[Items from a dataset]
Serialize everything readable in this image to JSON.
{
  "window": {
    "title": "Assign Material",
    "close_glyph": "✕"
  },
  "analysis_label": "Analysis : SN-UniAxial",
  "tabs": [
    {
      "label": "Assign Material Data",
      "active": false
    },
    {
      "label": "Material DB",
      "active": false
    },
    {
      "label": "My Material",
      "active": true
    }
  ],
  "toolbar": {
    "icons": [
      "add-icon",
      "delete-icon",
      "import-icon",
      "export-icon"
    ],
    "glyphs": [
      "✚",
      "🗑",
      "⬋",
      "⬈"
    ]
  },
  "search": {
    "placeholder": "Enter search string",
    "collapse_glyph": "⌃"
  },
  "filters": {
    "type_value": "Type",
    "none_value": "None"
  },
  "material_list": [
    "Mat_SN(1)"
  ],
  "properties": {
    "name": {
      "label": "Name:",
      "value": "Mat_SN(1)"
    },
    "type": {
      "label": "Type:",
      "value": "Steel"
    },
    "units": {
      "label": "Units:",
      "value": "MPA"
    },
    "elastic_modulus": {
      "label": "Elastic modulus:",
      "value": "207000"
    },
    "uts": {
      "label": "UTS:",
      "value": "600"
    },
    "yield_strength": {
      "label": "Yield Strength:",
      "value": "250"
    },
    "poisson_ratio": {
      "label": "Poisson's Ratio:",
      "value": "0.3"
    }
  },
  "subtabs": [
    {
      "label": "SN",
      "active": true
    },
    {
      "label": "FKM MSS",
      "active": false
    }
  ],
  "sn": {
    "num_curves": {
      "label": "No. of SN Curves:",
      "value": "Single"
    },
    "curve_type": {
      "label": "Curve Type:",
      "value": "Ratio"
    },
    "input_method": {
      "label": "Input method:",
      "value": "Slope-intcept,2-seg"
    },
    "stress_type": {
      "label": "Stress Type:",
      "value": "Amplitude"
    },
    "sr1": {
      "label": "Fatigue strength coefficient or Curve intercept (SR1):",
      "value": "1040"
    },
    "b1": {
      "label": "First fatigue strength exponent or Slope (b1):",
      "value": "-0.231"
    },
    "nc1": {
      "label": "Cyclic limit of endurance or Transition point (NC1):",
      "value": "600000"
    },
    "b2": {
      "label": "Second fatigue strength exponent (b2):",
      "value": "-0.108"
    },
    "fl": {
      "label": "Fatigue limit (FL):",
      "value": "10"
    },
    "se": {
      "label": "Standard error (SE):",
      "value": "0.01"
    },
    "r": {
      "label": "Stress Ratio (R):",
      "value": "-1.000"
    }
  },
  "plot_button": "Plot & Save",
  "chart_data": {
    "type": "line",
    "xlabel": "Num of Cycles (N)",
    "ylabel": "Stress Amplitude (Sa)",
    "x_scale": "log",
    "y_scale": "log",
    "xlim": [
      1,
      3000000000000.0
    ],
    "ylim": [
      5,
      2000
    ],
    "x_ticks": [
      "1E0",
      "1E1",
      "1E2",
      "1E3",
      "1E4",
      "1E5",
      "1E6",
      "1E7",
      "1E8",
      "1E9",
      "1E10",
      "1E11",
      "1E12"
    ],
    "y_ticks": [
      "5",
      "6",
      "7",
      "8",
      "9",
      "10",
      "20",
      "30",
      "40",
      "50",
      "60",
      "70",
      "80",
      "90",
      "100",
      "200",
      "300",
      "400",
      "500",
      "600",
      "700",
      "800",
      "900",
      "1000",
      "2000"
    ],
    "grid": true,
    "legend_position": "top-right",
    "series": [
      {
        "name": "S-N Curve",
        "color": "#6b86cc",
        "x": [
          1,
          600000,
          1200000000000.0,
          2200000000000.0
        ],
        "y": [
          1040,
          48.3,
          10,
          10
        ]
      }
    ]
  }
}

» **REQUEST**
Restate all of the entries above precisely.

» **RESPONSE**
Serialize everything readable in this image to JSON.
{
  "window": {
    "title": "Assign Material",
    "close_glyph": "✕"
  },
  "analysis_label": "Analysis : SN-UniAxial",
  "tabs": [
    {
      "label": "Assign Material Data",
      "active": false
    },
    {
      "label": "Material DB",
      "active": false
    },
    {
      "label": "My Material",
      "active": true
    }
  ],
  "toolbar": {
    "icons": [
      "add-icon",
      "delete-icon",
      "import-icon",
      "export-icon"
    ],
    "glyphs": [
      "✚",
      "🗑",
      "⬋",
      "⬈"
    ]
  },
  "search": {
    "placeholder": "Enter search string",
    "collapse_glyph": "⌃"
  },
  "filters": {
    "type_value": "Type",
    "none_value": "None"
  },
  "material_list": [
    "Mat_SN(1)"
  ],
  "properties": {
    "name": {
      "label": "Name:",
      "value": "Mat_SN(1)"
    },
    "type": {
      "label": "Type:",
      "value": "Steel"
    },
    "units": {
      "label": "Units:",
      "value": "MPA"
    },
    "elastic_modulus": {
      "label": "Elastic modulus:",
      "value": "207000"
    },
    "uts": {
      "label": "UTS:",
      "value": "600"
    },
    "yield_strength": {
      "label": "Yield Strength:",
      "value": "250"
    },
    "poisson_ratio": {
      "label": "Poisson's Ratio:",
      "value": "0.3"
    }
  },
  "subtabs": [
    {
      "label": "SN",
      "active": true
    },
    {
      "label": "FKM MSS",
      "active": false
    }
  ],
  "sn": {
    "num_curves": {
      "label": "No. of SN Curves:",
      "value": "Single"
    },
    "curve_type": {
      "label": "Curve Type:",
      "value": "Ratio"
    },
    "input_method": {
      "label": "Input method:",
      "value": "Slope-intcept,2-seg"
    },
    "stress_type": {
      "label": "Stress Type:",
      "value": "Amplitude"
    },
    "sr1": {
      "label": "Fatigue strength coefficient or Curve intercept (SR1):",
      "value": "1040"
    },
    "b1": {
      "label": "First fatigue strength exponent or Slope (b1):",
      "value": "-0.231"
    },
    "nc1": {
      "label": "Cyclic limit of endurance or Transition point (NC1):",
      "value": "600000"
    },
    "b2": {
      "label": "Second fatigue strength exponent (b2):",
      "value": "-0.108"
    },
    "fl": {
      "label": "Fatigue limit (FL):",
      "value": "10"
    },
    "se": {
      "label": "Standard error (SE):",
      "value": "0.01"
    },
    "r": {
      "label": "Stress Ratio (R):",
      "value": "-1.000"
    }
  },
  "plot_button": "Plot & Save",
  "chart_data": {
    "type": "line",
    "xlabel": "Num of Cycles (N)",
    "ylabel": "Stress Amplitude (Sa)",
    "x_scale": "log",
    "y_scale": "log",
    "xlim": [
      1,
      3000000000000.0
    ],
    "ylim": [
      5,
      2000
    ],
    "x_ticks": [
      "1E0",
      "1E1",
      "1E2",
      "1E3",
      "1E4",
      "1E5",
      "1E6",
      "1E7",
      "1E8",
      "1E9",
      "1E10",
      "1E11",
      "1E12"
    ],
    "y_ticks": [
      "5",
      "6",
      "7",
      "8",
      "9",
      "10",
      "20",
      "30",
      "40",
      "50",
      "60",
      "70",
      "80",
      "90",
      "100",
      "200",
      "300",
      "400",
      "500",
      "600",
      "700",
      "800",
      "900",
      "1000",
      "2000"
    ],
    "grid": true,
    "legend_position": "top-right",
    "series": [
      {
        "name": "S-N Curve",
        "color": "#6b86cc",
        "x": [
          1,
          600000,
          1200000000000.0,
          2200000000000.0
        ],
        "y": [
          1040,
          48.3,
          10,
          10
        ]
      }
    ]
  }
}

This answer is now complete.